**Written problem:** Make an exact copy of the records, with the pictures left out.

[Records]
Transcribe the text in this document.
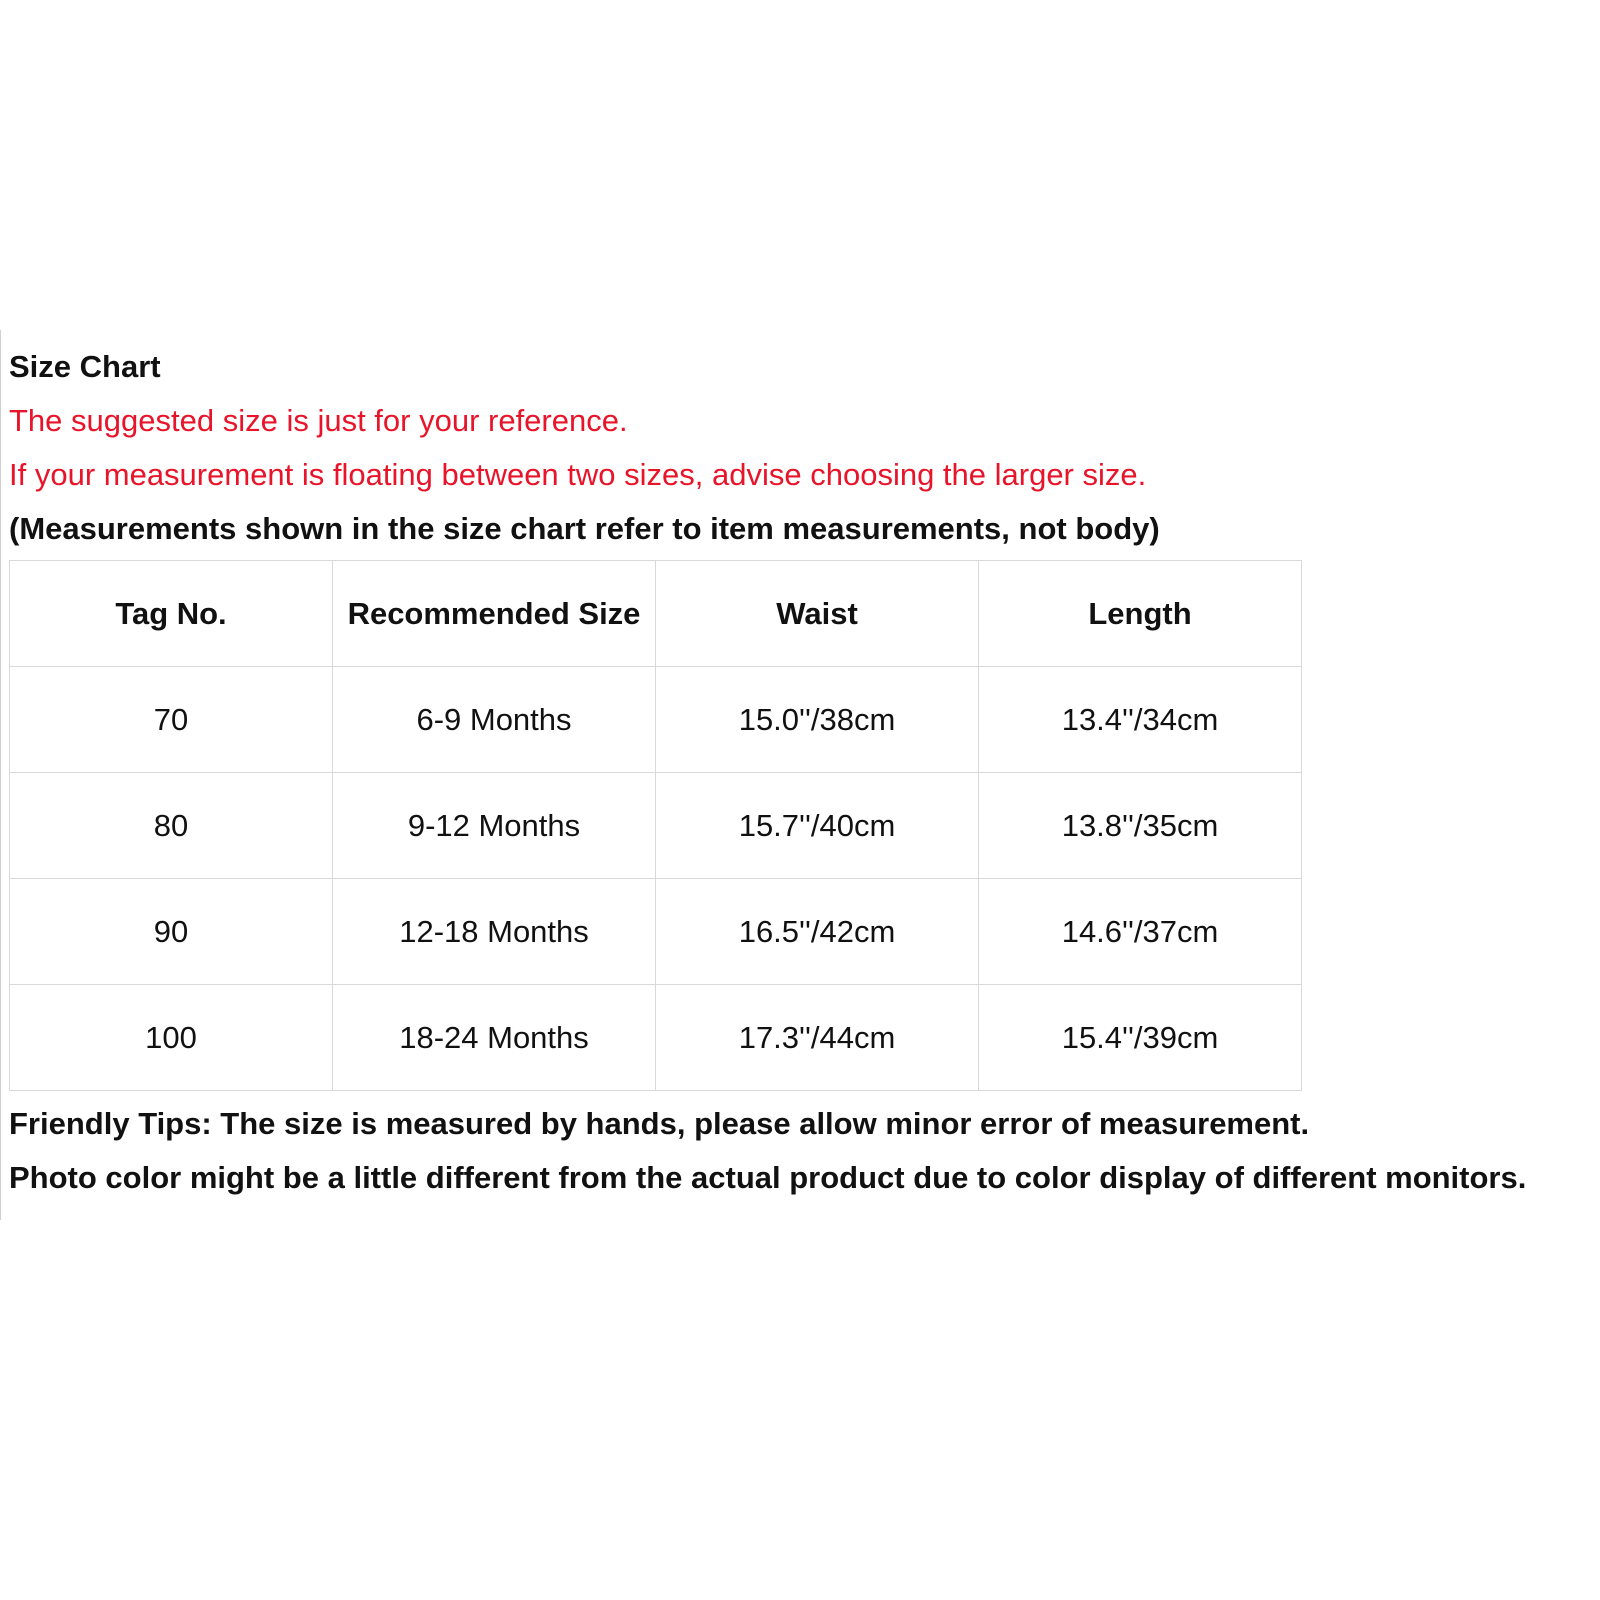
Size Chart
The suggested size is just for your reference.
If your measurement is floating between two sizes, advise choosing the larger size.
(Measurements shown in the size chart refer to item measurements, not body)
Tag No.	Recommended Size	Waist	Length
70	6-9 Months	15.0''/38cm	13.4''/34cm
80	9-12 Months	15.7''/40cm	13.8''/35cm
90	12-18 Months	16.5''/42cm	14.6''/37cm
100	18-24 Months	17.3''/44cm	15.4''/39cm
Friendly Tips: The size is measured by hands, please allow minor error of measurement.
Photo color might be a little different from the actual product due to color display of different monitors.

**Task solution:**
Transcribe the text in this document.
Size Chart
The suggested size is just for your reference.
If your measurement is floating between two sizes, advise choosing the larger size.
(Measurements shown in the size chart refer to item measurements, not body)
Tag No.	Recommended Size	Waist	Length
70	6-9 Months	15.0''/38cm	13.4''/34cm
80	9-12 Months	15.7''/40cm	13.8''/35cm
90	12-18 Months	16.5''/42cm	14.6''/37cm
100	18-24 Months	17.3''/44cm	15.4''/39cm
Friendly Tips: The size is measured by hands, please allow minor error of measurement.
Photo color might be a little different from the actual product due to color display of different monitors.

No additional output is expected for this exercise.